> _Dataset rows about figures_
# # # #

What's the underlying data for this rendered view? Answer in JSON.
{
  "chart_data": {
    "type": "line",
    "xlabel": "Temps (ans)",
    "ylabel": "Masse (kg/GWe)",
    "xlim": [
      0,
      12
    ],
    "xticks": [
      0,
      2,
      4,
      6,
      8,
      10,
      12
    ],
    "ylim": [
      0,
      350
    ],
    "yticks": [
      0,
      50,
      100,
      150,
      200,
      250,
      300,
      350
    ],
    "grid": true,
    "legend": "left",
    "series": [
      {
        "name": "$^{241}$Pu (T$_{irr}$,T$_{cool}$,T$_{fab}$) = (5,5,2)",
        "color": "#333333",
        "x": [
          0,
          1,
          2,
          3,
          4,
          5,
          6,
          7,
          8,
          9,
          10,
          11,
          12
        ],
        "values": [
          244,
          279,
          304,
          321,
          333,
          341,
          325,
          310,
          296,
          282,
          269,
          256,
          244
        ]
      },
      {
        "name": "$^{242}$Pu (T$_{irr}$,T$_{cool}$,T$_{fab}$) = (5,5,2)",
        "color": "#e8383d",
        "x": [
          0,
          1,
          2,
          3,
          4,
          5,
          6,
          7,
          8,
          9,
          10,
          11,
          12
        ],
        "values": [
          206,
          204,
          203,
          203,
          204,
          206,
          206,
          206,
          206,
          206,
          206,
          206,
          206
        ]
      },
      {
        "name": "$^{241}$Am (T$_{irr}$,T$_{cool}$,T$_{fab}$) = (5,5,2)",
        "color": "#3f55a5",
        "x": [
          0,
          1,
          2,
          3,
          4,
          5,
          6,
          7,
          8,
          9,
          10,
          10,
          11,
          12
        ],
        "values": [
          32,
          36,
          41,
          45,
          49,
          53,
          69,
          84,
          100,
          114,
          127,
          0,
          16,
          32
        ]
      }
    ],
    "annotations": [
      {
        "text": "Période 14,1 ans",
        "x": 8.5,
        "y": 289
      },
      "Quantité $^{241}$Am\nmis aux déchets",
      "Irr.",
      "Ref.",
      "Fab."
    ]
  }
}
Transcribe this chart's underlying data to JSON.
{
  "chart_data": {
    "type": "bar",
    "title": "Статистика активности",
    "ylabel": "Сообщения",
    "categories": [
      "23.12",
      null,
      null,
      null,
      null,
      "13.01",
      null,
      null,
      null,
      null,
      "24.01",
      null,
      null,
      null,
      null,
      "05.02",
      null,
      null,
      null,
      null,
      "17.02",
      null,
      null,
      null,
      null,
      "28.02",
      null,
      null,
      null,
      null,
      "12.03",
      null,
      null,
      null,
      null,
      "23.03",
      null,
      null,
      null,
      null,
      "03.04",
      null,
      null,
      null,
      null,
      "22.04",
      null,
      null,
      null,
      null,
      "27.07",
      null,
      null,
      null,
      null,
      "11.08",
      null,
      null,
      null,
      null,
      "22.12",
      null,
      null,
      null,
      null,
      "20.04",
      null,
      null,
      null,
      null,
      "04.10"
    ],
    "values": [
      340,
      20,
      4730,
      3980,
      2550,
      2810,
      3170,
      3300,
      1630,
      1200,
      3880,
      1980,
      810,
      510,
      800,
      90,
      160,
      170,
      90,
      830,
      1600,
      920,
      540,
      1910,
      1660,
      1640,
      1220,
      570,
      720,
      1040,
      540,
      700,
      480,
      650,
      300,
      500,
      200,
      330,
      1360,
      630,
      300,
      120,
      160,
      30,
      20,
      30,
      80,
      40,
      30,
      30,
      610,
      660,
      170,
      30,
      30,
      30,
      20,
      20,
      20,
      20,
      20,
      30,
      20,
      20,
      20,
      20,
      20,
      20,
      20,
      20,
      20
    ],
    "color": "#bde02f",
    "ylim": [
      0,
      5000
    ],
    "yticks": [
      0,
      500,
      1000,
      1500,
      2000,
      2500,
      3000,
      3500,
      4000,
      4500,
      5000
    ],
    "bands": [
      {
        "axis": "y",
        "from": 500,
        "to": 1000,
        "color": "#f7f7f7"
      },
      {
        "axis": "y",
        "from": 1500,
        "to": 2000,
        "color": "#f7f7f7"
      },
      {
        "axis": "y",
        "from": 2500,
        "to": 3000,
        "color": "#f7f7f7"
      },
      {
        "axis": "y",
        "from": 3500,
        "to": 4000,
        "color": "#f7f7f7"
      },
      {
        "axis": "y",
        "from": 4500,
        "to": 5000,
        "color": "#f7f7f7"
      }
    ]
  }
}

# # # #

> _Given exercise_
Write out every entry exactly as given.

> _The result_
What's the underlying data for this rendered view? Answer in JSON.
{
  "chart_data": {
    "type": "line",
    "xlabel": "Temps (ans)",
    "ylabel": "Masse (kg/GWe)",
    "xlim": [
      0,
      12
    ],
    "xticks": [
      0,
      2,
      4,
      6,
      8,
      10,
      12
    ],
    "ylim": [
      0,
      350
    ],
    "yticks": [
      0,
      50,
      100,
      150,
      200,
      250,
      300,
      350
    ],
    "grid": true,
    "legend": "left",
    "series": [
      {
        "name": "$^{241}$Pu (T$_{irr}$,T$_{cool}$,T$_{fab}$) = (5,5,2)",
        "color": "#333333",
        "x": [
          0,
          1,
          2,
          3,
          4,
          5,
          6,
          7,
          8,
          9,
          10,
          11,
          12
        ],
        "values": [
          244,
          279,
          304,
          321,
          333,
          341,
          325,
          310,
          296,
          282,
          269,
          256,
          244
        ]
      },
      {
        "name": "$^{242}$Pu (T$_{irr}$,T$_{cool}$,T$_{fab}$) = (5,5,2)",
        "color": "#e8383d",
        "x": [
          0,
          1,
          2,
          3,
          4,
          5,
          6,
          7,
          8,
          9,
          10,
          11,
          12
        ],
        "values": [
          206,
          204,
          203,
          203,
          204,
          206,
          206,
          206,
          206,
          206,
          206,
          206,
          206
        ]
      },
      {
        "name": "$^{241}$Am (T$_{irr}$,T$_{cool}$,T$_{fab}$) = (5,5,2)",
        "color": "#3f55a5",
        "x": [
          0,
          1,
          2,
          3,
          4,
          5,
          6,
          7,
          8,
          9,
          10,
          10,
          11,
          12
        ],
        "values": [
          32,
          36,
          41,
          45,
          49,
          53,
          69,
          84,
          100,
          114,
          127,
          0,
          16,
          32
        ]
      }
    ],
    "annotations": [
      {
        "text": "Période 14,1 ans",
        "x": 8.5,
        "y": 289
      },
      "Quantité $^{241}$Am\nmis aux déchets",
      "Irr.",
      "Ref.",
      "Fab."
    ]
  }
}
Transcribe this chart's underlying data to JSON.
{
  "chart_data": {
    "type": "bar",
    "title": "Статистика активности",
    "ylabel": "Сообщения",
    "categories": [
      "23.12",
      null,
      null,
      null,
      null,
      "13.01",
      null,
      null,
      null,
      null,
      "24.01",
      null,
      null,
      null,
      null,
      "05.02",
      null,
      null,
      null,
      null,
      "17.02",
      null,
      null,
      null,
      null,
      "28.02",
      null,
      null,
      null,
      null,
      "12.03",
      null,
      null,
      null,
      null,
      "23.03",
      null,
      null,
      null,
      null,
      "03.04",
      null,
      null,
      null,
      null,
      "22.04",
      null,
      null,
      null,
      null,
      "27.07",
      null,
      null,
      null,
      null,
      "11.08",
      null,
      null,
      null,
      null,
      "22.12",
      null,
      null,
      null,
      null,
      "20.04",
      null,
      null,
      null,
      null,
      "04.10"
    ],
    "values": [
      340,
      20,
      4730,
      3980,
      2550,
      2810,
      3170,
      3300,
      1630,
      1200,
      3880,
      1980,
      810,
      510,
      800,
      90,
      160,
      170,
      90,
      830,
      1600,
      920,
      540,
      1910,
      1660,
      1640,
      1220,
      570,
      720,
      1040,
      540,
      700,
      480,
      650,
      300,
      500,
      200,
      330,
      1360,
      630,
      300,
      120,
      160,
      30,
      20,
      30,
      80,
      40,
      30,
      30,
      610,
      660,
      170,
      30,
      30,
      30,
      20,
      20,
      20,
      20,
      20,
      30,
      20,
      20,
      20,
      20,
      20,
      20,
      20,
      20,
      20
    ],
    "color": "#bde02f",
    "ylim": [
      0,
      5000
    ],
    "yticks": [
      0,
      500,
      1000,
      1500,
      2000,
      2500,
      3000,
      3500,
      4000,
      4500,
      5000
    ],
    "bands": [
      {
        "axis": "y",
        "from": 500,
        "to": 1000,
        "color": "#f7f7f7"
      },
      {
        "axis": "y",
        "from": 1500,
        "to": 2000,
        "color": "#f7f7f7"
      },
      {
        "axis": "y",
        "from": 2500,
        "to": 3000,
        "color": "#f7f7f7"
      },
      {
        "axis": "y",
        "from": 3500,
        "to": 4000,
        "color": "#f7f7f7"
      },
      {
        "axis": "y",
        "from": 4500,
        "to": 5000,
        "color": "#f7f7f7"
      }
    ]
  }
}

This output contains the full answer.